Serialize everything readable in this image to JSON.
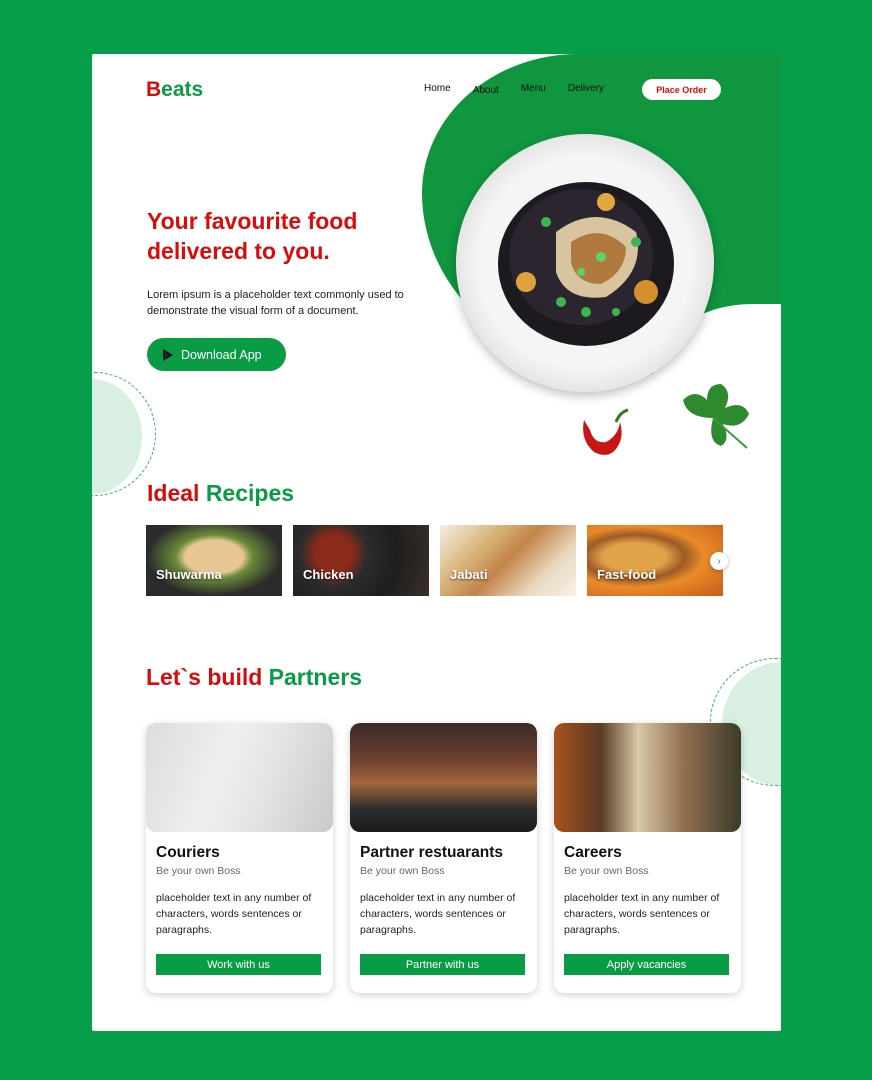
{
  "brand": {
    "letter": "B",
    "rest": "eats"
  },
  "nav": {
    "items": [
      "Home",
      "About",
      "Menu",
      "Delivery"
    ],
    "cta": "Place Order"
  },
  "hero": {
    "title": "Your favourite food delivered to you.",
    "text": "Lorem ipsum is a placeholder text commonly used to demonstrate the visual form of a document.",
    "download": "Download App",
    "download_icon": "play-store-icon"
  },
  "recipes": {
    "title_red": "Ideal",
    "title_green": "Recipes",
    "items": [
      "Shuwarma",
      "Chicken",
      "Jabati",
      "Fast-food"
    ],
    "next_icon": "chevron-right-icon"
  },
  "partners": {
    "title_red": "Let`s build",
    "title_green": "Partners",
    "cards": [
      {
        "title": "Couriers",
        "subtitle": "Be your own Boss",
        "text": "placeholder text in any number of characters, words sentences or paragraphs.",
        "button": "Work with us"
      },
      {
        "title": "Partner restuarants",
        "subtitle": "Be your own Boss",
        "text": "placeholder text in any number of characters, words sentences or paragraphs.",
        "button": "Partner with us"
      },
      {
        "title": "Careers",
        "subtitle": "Be your own Boss",
        "text": "placeholder text in any number of characters, words sentences or paragraphs.",
        "button": "Apply vacancies"
      }
    ]
  },
  "colors": {
    "brand_green": "#0a9b45",
    "brand_red": "#d90b0b",
    "background": "#079e4b"
  }
}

■ What you are asked to do ■
Retype each line of the listing above word for word. Exclude the pictures.

■ Expected answer ■
Serialize everything readable in this image to JSON.
{
  "brand": {
    "letter": "B",
    "rest": "eats"
  },
  "nav": {
    "items": [
      "Home",
      "About",
      "Menu",
      "Delivery"
    ],
    "cta": "Place Order"
  },
  "hero": {
    "title": "Your favourite food delivered to you.",
    "text": "Lorem ipsum is a placeholder text commonly used to demonstrate the visual form of a document.",
    "download": "Download App",
    "download_icon": "play-store-icon"
  },
  "recipes": {
    "title_red": "Ideal",
    "title_green": "Recipes",
    "items": [
      "Shuwarma",
      "Chicken",
      "Jabati",
      "Fast-food"
    ],
    "next_icon": "chevron-right-icon"
  },
  "partners": {
    "title_red": "Let`s build",
    "title_green": "Partners",
    "cards": [
      {
        "title": "Couriers",
        "subtitle": "Be your own Boss",
        "text": "placeholder text in any number of characters, words sentences or paragraphs.",
        "button": "Work with us"
      },
      {
        "title": "Partner restuarants",
        "subtitle": "Be your own Boss",
        "text": "placeholder text in any number of characters, words sentences or paragraphs.",
        "button": "Partner with us"
      },
      {
        "title": "Careers",
        "subtitle": "Be your own Boss",
        "text": "placeholder text in any number of characters, words sentences or paragraphs.",
        "button": "Apply vacancies"
      }
    ]
  },
  "colors": {
    "brand_green": "#0a9b45",
    "brand_red": "#d90b0b",
    "background": "#079e4b"
  }
}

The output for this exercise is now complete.